§ **What you should do**: Repeat every record exactly, but keep images out of the copy.

(Data entries)
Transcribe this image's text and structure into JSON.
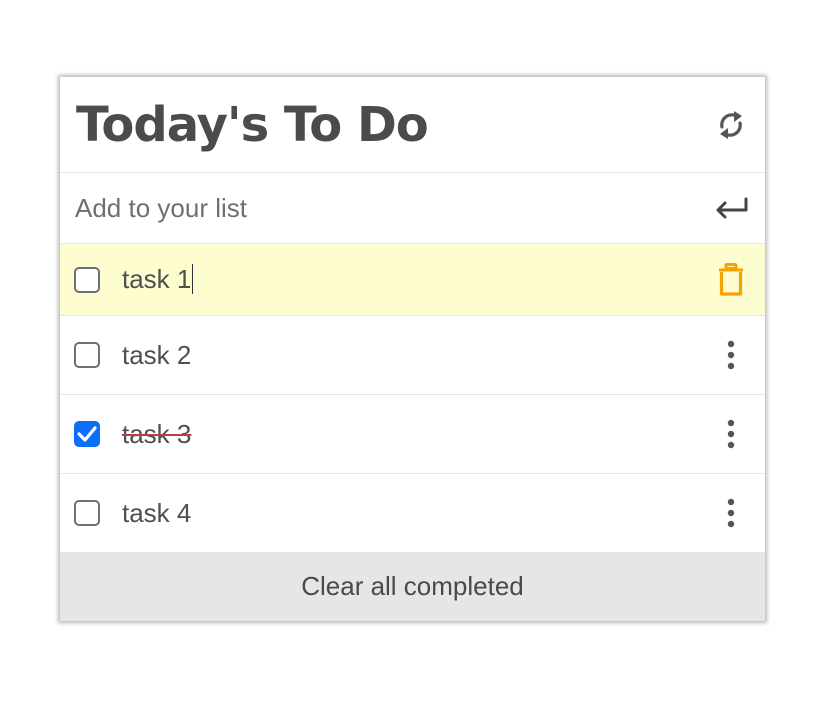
{
  "header": {
    "title": "Today's To Do",
    "refresh_icon": "refresh-icon"
  },
  "add": {
    "placeholder": "Add to your list",
    "value": "",
    "enter_icon": "enter-icon"
  },
  "tasks": [
    {
      "label": "task 1",
      "checked": false,
      "editing": true,
      "action_icon": "trash-icon",
      "highlight_color": "#fefdd0",
      "icon_color": "#f5a300"
    },
    {
      "label": "task 2",
      "checked": false,
      "editing": false,
      "action_icon": "more-vertical-icon"
    },
    {
      "label": "task 3",
      "checked": true,
      "editing": false,
      "action_icon": "more-vertical-icon"
    },
    {
      "label": "task 4",
      "checked": false,
      "editing": false,
      "action_icon": "more-vertical-icon"
    }
  ],
  "footer": {
    "clear_label": "Clear all completed"
  },
  "colors": {
    "checkbox_checked": "#0b6ff7",
    "strike": "#c0394a",
    "footer_bg": "#e6e6e6",
    "text": "#4f4f4f"
  }
}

§ **Task solution**:
Transcribe this image's text and structure into JSON.
{
  "header": {
    "title": "Today's To Do",
    "refresh_icon": "refresh-icon"
  },
  "add": {
    "placeholder": "Add to your list",
    "value": "",
    "enter_icon": "enter-icon"
  },
  "tasks": [
    {
      "label": "task 1",
      "checked": false,
      "editing": true,
      "action_icon": "trash-icon",
      "highlight_color": "#fefdd0",
      "icon_color": "#f5a300"
    },
    {
      "label": "task 2",
      "checked": false,
      "editing": false,
      "action_icon": "more-vertical-icon"
    },
    {
      "label": "task 3",
      "checked": true,
      "editing": false,
      "action_icon": "more-vertical-icon"
    },
    {
      "label": "task 4",
      "checked": false,
      "editing": false,
      "action_icon": "more-vertical-icon"
    }
  ],
  "footer": {
    "clear_label": "Clear all completed"
  },
  "colors": {
    "checkbox_checked": "#0b6ff7",
    "strike": "#c0394a",
    "footer_bg": "#e6e6e6",
    "text": "#4f4f4f"
  }
}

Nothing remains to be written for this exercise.